[Material provided start]

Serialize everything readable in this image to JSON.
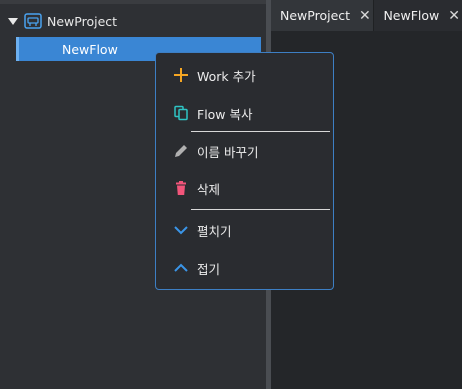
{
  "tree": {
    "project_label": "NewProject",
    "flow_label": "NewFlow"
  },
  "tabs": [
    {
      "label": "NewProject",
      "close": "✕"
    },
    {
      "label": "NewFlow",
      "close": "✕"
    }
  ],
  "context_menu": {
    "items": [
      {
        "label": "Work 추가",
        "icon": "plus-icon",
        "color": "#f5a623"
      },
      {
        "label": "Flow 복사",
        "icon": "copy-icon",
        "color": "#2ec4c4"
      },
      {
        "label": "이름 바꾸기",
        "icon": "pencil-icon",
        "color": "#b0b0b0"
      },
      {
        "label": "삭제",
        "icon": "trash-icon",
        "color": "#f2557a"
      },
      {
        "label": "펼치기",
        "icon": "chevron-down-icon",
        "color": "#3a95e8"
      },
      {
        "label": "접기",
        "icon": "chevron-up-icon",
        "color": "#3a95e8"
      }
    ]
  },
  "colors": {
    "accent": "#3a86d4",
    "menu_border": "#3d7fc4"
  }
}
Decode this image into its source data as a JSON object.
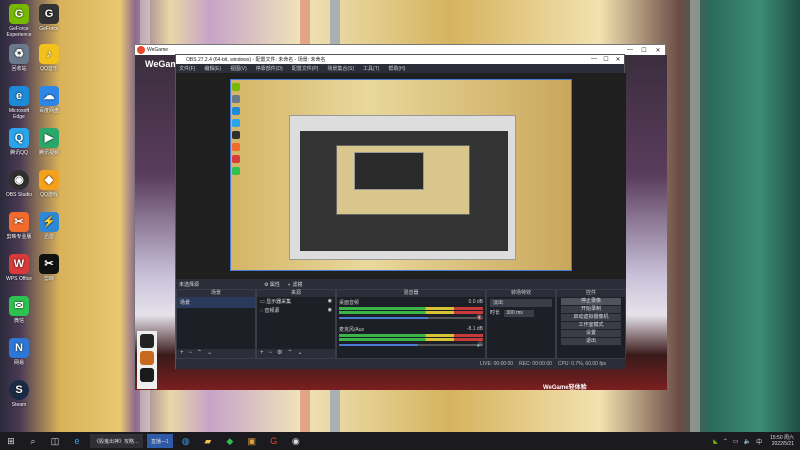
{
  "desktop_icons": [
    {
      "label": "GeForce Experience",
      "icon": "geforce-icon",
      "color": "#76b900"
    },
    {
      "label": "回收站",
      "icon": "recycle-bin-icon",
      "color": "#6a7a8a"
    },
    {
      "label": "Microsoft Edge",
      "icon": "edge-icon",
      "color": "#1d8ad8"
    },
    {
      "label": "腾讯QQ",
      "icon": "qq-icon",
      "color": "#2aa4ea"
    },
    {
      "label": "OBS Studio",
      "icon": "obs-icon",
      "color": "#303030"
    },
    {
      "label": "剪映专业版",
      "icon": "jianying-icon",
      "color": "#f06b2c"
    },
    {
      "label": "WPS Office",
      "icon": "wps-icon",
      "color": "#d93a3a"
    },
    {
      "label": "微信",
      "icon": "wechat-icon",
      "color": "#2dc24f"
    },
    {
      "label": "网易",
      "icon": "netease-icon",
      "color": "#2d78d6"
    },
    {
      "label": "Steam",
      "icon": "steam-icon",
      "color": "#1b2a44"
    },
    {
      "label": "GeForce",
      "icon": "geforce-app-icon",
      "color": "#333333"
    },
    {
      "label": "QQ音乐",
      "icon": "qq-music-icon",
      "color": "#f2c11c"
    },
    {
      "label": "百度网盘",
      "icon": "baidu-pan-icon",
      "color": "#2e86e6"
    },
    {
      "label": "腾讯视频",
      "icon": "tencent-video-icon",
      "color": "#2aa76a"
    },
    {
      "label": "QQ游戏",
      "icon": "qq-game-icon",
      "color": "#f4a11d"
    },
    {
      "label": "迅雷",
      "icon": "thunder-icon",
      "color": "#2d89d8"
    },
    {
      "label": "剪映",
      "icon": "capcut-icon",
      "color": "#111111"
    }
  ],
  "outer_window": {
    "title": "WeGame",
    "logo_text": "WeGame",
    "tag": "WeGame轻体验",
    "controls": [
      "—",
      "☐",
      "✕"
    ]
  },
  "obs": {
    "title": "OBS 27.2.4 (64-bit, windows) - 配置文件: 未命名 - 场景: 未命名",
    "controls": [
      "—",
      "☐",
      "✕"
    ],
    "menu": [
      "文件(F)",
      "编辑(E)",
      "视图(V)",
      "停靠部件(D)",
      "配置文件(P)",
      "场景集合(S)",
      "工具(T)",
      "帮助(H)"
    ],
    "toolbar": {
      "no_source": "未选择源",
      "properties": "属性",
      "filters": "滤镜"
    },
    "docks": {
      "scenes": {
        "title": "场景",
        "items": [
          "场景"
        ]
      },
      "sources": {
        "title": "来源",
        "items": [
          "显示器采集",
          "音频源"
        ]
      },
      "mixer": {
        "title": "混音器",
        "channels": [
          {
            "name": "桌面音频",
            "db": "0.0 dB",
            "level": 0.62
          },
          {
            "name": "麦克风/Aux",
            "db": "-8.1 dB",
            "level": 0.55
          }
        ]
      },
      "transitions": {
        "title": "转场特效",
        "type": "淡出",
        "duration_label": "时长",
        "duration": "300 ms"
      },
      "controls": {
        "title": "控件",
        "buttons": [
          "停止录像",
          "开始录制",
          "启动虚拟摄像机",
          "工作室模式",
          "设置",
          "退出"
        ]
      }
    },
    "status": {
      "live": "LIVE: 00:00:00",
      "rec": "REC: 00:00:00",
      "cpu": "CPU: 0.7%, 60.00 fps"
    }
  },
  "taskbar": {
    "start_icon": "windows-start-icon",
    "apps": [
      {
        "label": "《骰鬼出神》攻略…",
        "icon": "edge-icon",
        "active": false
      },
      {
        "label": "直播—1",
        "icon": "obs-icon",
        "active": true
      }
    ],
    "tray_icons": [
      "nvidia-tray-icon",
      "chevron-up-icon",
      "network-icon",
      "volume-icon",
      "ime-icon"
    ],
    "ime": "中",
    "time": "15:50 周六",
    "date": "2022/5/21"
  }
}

[Material provided end]
[Material provided start]

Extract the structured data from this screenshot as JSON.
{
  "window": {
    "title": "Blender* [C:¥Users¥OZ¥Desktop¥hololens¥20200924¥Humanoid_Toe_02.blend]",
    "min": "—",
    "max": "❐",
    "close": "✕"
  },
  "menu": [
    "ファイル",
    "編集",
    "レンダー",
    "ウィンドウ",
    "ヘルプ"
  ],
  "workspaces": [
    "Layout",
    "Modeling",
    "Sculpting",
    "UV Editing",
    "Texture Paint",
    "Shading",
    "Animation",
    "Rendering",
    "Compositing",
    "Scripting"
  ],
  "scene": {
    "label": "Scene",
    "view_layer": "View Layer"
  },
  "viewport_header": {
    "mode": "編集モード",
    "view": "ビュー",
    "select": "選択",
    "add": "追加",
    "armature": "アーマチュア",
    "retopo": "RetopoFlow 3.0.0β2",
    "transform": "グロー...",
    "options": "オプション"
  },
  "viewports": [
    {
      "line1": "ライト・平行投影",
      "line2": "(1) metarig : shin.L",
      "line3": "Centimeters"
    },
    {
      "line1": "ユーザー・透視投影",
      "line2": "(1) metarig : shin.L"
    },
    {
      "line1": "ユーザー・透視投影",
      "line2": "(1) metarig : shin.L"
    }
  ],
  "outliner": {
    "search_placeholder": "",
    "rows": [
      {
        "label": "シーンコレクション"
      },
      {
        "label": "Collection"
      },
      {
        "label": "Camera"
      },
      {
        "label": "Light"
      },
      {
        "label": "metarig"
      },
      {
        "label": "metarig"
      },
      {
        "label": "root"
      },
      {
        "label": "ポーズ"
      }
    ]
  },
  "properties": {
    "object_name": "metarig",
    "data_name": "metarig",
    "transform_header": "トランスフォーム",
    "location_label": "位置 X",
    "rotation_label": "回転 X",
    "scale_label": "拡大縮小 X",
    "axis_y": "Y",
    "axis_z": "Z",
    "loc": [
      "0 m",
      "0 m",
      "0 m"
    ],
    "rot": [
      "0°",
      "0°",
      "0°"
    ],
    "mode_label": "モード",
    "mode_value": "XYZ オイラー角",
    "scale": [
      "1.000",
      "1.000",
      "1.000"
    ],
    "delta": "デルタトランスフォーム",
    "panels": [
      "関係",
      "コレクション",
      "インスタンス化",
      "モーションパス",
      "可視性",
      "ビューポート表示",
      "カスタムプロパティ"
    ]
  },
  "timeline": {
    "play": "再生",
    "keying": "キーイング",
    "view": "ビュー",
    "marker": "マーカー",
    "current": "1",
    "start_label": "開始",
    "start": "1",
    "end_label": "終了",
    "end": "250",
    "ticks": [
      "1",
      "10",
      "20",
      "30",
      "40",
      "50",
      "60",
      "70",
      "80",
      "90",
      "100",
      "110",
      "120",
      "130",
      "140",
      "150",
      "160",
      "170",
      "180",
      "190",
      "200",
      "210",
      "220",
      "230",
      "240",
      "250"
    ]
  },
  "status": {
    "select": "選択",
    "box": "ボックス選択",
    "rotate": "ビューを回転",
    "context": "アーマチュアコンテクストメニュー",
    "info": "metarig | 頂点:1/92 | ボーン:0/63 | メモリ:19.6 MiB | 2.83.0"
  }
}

[Material provided end]
[Material provided start]

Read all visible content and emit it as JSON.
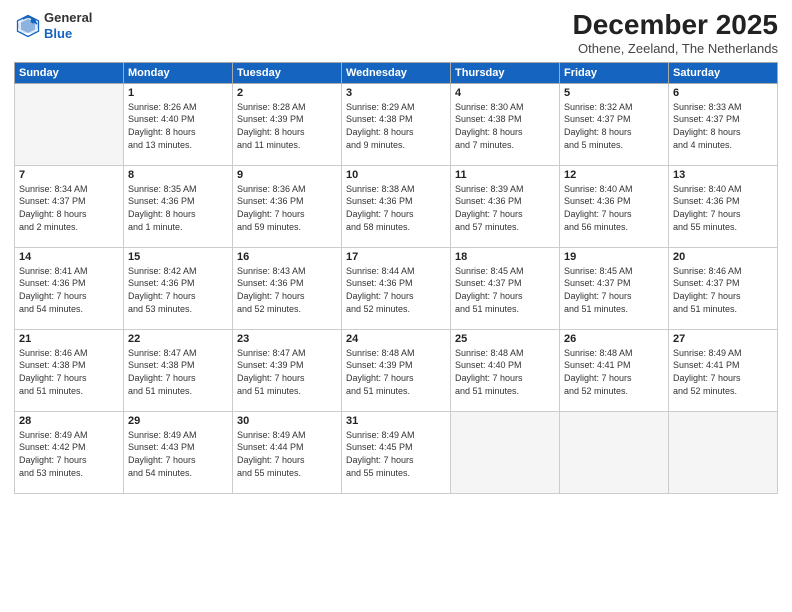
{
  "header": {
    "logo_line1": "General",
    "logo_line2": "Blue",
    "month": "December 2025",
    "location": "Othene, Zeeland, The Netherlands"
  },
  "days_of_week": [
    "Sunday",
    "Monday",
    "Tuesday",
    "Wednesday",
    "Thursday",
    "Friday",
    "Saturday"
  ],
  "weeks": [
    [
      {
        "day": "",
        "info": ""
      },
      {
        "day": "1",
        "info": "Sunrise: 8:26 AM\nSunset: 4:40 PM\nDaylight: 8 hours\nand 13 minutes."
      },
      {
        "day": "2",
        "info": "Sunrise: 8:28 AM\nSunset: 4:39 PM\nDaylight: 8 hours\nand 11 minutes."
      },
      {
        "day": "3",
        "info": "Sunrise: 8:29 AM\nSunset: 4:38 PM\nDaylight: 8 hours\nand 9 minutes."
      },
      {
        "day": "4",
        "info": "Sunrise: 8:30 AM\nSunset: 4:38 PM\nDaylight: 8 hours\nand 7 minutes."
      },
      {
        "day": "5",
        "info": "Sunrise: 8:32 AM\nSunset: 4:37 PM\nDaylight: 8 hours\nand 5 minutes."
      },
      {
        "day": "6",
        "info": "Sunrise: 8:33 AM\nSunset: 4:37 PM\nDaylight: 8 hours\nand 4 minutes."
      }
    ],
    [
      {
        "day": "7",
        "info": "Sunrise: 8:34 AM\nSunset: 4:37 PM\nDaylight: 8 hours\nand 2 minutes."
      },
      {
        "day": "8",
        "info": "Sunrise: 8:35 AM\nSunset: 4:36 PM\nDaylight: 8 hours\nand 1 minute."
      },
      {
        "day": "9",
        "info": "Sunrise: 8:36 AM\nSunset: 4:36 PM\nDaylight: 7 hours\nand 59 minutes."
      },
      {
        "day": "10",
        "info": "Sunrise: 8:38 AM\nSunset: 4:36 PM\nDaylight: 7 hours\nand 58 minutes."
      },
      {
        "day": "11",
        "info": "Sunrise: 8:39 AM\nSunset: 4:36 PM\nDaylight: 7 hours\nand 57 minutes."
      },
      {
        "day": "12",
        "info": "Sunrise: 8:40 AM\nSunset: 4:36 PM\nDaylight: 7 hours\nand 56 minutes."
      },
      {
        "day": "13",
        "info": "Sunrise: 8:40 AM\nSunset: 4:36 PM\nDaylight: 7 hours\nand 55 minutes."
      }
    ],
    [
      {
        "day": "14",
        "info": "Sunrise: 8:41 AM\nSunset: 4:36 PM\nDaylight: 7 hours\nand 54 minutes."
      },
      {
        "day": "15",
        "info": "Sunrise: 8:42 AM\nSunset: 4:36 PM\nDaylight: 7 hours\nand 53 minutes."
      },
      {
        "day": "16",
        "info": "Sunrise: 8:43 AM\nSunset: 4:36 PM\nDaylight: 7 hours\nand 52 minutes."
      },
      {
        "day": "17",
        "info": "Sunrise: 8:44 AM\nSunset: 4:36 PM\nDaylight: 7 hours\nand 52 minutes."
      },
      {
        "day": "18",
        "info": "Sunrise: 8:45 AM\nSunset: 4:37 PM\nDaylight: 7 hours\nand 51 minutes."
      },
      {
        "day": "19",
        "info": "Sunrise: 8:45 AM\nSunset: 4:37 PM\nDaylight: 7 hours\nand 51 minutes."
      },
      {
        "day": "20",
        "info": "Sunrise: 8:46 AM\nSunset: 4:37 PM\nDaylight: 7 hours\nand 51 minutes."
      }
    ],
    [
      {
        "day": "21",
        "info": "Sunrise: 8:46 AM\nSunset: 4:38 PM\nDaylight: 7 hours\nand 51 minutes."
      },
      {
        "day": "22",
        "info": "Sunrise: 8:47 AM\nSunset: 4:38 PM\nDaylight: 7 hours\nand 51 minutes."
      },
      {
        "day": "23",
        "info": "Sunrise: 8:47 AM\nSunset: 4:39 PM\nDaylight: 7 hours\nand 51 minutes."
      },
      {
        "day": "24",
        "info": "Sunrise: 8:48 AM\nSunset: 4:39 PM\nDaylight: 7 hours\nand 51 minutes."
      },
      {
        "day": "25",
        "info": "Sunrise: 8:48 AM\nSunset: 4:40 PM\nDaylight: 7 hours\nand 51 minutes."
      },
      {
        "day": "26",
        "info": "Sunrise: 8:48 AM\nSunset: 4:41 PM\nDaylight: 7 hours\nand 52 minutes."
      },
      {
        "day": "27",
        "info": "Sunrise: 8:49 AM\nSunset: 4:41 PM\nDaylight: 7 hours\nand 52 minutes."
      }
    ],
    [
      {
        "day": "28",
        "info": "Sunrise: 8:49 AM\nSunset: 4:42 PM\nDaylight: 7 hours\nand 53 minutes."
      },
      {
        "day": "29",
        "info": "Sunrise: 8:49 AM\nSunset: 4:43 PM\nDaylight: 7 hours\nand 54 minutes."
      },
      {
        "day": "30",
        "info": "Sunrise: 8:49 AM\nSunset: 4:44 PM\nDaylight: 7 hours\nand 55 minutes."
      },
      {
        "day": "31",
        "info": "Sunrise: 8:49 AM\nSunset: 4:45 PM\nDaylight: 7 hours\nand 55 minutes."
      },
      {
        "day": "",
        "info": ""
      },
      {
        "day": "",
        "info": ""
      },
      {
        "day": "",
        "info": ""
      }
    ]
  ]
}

[Material provided end]

Stated exercise: Each line containing the word "NewProject" counts once; report the total alone.

Solution: 2